Print all of the records below again without a single difference.

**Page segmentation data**
════════
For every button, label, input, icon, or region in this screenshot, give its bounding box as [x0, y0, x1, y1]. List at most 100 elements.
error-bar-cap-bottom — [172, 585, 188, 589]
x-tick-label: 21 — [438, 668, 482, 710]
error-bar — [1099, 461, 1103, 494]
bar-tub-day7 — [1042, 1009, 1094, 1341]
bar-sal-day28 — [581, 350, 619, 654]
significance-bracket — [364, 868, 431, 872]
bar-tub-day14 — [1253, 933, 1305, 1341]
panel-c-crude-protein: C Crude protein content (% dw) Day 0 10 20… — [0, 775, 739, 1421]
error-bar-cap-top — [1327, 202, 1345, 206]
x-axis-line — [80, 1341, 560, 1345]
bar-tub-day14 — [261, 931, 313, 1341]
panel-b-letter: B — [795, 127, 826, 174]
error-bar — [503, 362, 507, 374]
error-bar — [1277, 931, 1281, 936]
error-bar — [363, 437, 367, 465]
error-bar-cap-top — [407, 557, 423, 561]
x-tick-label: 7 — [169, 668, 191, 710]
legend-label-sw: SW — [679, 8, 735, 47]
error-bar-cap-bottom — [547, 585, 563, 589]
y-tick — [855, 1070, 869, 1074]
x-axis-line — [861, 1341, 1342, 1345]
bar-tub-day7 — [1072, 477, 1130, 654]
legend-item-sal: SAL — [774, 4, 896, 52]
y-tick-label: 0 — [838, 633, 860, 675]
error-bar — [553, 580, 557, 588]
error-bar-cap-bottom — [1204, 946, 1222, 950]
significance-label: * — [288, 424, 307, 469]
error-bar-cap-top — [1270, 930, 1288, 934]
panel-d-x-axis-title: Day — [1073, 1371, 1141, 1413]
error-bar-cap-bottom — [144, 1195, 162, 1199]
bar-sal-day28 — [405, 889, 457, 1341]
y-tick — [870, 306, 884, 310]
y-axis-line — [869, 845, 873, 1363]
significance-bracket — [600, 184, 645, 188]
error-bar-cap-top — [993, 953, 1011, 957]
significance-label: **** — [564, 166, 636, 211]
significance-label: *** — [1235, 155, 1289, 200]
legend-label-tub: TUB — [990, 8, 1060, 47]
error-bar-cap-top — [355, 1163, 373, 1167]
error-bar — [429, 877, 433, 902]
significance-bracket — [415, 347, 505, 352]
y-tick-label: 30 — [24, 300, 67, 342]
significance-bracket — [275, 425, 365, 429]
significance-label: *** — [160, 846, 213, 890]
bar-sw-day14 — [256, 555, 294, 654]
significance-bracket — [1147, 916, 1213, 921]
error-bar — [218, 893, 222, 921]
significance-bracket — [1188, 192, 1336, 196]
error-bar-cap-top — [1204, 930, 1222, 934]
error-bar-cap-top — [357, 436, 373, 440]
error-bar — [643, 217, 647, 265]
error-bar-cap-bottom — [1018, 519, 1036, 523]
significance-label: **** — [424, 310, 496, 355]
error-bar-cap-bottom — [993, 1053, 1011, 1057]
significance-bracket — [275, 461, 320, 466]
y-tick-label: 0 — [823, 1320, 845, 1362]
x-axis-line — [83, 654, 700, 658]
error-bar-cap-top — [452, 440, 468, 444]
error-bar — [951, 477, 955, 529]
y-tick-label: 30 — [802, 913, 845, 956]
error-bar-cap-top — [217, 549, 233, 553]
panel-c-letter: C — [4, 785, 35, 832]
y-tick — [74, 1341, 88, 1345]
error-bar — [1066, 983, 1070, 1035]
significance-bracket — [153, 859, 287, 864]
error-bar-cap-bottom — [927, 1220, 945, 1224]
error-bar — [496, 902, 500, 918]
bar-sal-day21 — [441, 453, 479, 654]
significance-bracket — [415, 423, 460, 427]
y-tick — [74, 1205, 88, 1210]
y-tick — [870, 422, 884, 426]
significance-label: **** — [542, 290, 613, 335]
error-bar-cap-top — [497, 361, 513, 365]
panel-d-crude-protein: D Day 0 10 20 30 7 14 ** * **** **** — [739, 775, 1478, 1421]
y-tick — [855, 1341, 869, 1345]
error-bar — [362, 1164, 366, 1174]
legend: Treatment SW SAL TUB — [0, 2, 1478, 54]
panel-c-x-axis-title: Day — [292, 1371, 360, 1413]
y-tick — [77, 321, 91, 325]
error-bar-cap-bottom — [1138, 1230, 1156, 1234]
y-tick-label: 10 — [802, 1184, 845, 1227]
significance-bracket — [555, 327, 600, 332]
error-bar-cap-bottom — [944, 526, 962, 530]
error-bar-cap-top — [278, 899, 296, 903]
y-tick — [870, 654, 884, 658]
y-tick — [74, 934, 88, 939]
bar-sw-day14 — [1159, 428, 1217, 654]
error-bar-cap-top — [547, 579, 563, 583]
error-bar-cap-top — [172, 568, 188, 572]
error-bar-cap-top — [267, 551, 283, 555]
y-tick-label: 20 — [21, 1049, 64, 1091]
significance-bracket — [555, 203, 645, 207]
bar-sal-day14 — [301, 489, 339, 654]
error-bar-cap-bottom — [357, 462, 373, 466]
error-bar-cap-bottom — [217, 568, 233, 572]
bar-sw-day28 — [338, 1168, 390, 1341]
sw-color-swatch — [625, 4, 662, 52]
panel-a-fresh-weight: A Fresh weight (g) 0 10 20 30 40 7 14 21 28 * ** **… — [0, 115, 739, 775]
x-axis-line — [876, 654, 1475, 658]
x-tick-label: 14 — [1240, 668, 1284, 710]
════════
**Answer box**
For every button, label, input, icon, or region in this screenshot, give its bounding box as [x0, y0, x1, y1]. List at most 100 elements.
error-bar-cap-bottom — [172, 585, 188, 589]
x-tick-label: 21 — [438, 668, 482, 710]
error-bar — [1099, 461, 1103, 494]
bar-tub-day7 — [1042, 1009, 1094, 1341]
bar-sal-day28 — [581, 350, 619, 654]
significance-bracket — [364, 868, 431, 872]
bar-tub-day14 — [1253, 933, 1305, 1341]
panel-c-crude-protein: C Crude protein content (% dw) Day 0 10 20… — [0, 775, 739, 1421]
error-bar-cap-top — [1327, 202, 1345, 206]
x-axis-line — [80, 1341, 560, 1345]
bar-tub-day14 — [261, 931, 313, 1341]
panel-b-letter: B — [795, 127, 826, 174]
error-bar — [503, 362, 507, 374]
error-bar — [1277, 931, 1281, 936]
error-bar — [363, 437, 367, 465]
error-bar-cap-top — [407, 557, 423, 561]
x-tick-label: 7 — [169, 668, 191, 710]
legend-label-sw: SW — [679, 8, 735, 47]
error-bar-cap-bottom — [547, 585, 563, 589]
y-tick — [855, 1070, 869, 1074]
x-axis-line — [861, 1341, 1342, 1345]
bar-tub-day7 — [1072, 477, 1130, 654]
legend-item-sal: SAL — [774, 4, 896, 52]
y-tick-label: 0 — [838, 633, 860, 675]
error-bar — [553, 580, 557, 588]
error-bar-cap-bottom — [1204, 946, 1222, 950]
significance-label: * — [288, 424, 307, 469]
error-bar-cap-top — [1270, 930, 1288, 934]
panel-d-x-axis-title: Day — [1073, 1371, 1141, 1413]
error-bar-cap-bottom — [144, 1195, 162, 1199]
bar-sal-day28 — [405, 889, 457, 1341]
y-tick — [870, 306, 884, 310]
y-axis-line — [869, 845, 873, 1363]
significance-bracket — [600, 184, 645, 188]
error-bar-cap-top — [993, 953, 1011, 957]
significance-label: **** — [564, 166, 636, 211]
significance-label: *** — [1235, 155, 1289, 200]
legend-label-tub: TUB — [990, 8, 1060, 47]
error-bar-cap-top — [355, 1163, 373, 1167]
error-bar — [429, 877, 433, 902]
significance-bracket — [415, 347, 505, 352]
y-tick-label: 30 — [24, 300, 67, 342]
significance-bracket — [275, 425, 365, 429]
significance-label: *** — [160, 846, 213, 890]
bar-sw-day14 — [256, 555, 294, 654]
significance-bracket — [1147, 916, 1213, 921]
error-bar — [218, 893, 222, 921]
significance-bracket — [1188, 192, 1336, 196]
error-bar-cap-top — [1204, 930, 1222, 934]
error-bar-cap-top — [357, 436, 373, 440]
error-bar — [643, 217, 647, 265]
error-bar-cap-bottom — [1018, 519, 1036, 523]
significance-label: **** — [424, 310, 496, 355]
error-bar-cap-bottom — [993, 1053, 1011, 1057]
significance-bracket — [275, 461, 320, 466]
y-tick-label: 0 — [823, 1320, 845, 1362]
x-axis-line — [83, 654, 700, 658]
error-bar-cap-top — [452, 440, 468, 444]
error-bar — [951, 477, 955, 529]
y-tick-label: 30 — [802, 913, 845, 956]
error-bar-cap-top — [217, 549, 233, 553]
panel-c-letter: C — [4, 785, 35, 832]
y-tick — [74, 1341, 88, 1345]
error-bar — [1066, 983, 1070, 1035]
significance-bracket — [153, 859, 287, 864]
error-bar-cap-bottom — [927, 1220, 945, 1224]
error-bar — [496, 902, 500, 918]
bar-sal-day21 — [441, 453, 479, 654]
significance-bracket — [415, 423, 460, 427]
y-tick — [74, 1205, 88, 1210]
y-tick — [870, 422, 884, 426]
significance-label: **** — [542, 290, 613, 335]
error-bar-cap-top — [497, 361, 513, 365]
panel-d-crude-protein: D Day 0 10 20 30 7 14 ** * **** **** — [739, 775, 1478, 1421]
y-tick — [855, 1341, 869, 1345]
error-bar — [362, 1164, 366, 1174]
legend: Treatment SW SAL TUB — [0, 2, 1478, 54]
panel-c-x-axis-title: Day — [292, 1371, 360, 1413]
y-tick — [77, 321, 91, 325]
error-bar-cap-bottom — [1138, 1230, 1156, 1234]
y-tick-label: 10 — [802, 1184, 845, 1227]
significance-bracket — [555, 327, 600, 332]
error-bar-cap-bottom — [944, 526, 962, 530]
error-bar-cap-top — [278, 899, 296, 903]
y-tick — [870, 654, 884, 658]
y-tick — [74, 934, 88, 939]
bar-sw-day14 — [1159, 428, 1217, 654]
error-bar-cap-top — [547, 579, 563, 583]
error-bar-cap-top — [172, 568, 188, 572]
error-bar-cap-top — [267, 551, 283, 555]
y-tick-label: 20 — [21, 1049, 64, 1091]
significance-bracket — [555, 203, 645, 207]
bar-sal-day14 — [301, 489, 339, 654]
error-bar-cap-bottom — [357, 462, 373, 466]
error-bar-cap-bottom — [217, 568, 233, 572]
bar-sw-day28 — [338, 1168, 390, 1341]
sw-color-swatch — [625, 4, 662, 52]
panel-a-fresh-weight: A Fresh weight (g) 0 10 20 30 40 7 14 21 28 * ** **… — [0, 115, 739, 775]
x-axis-line — [876, 654, 1475, 658]
x-tick-label: 14 — [1240, 668, 1284, 710]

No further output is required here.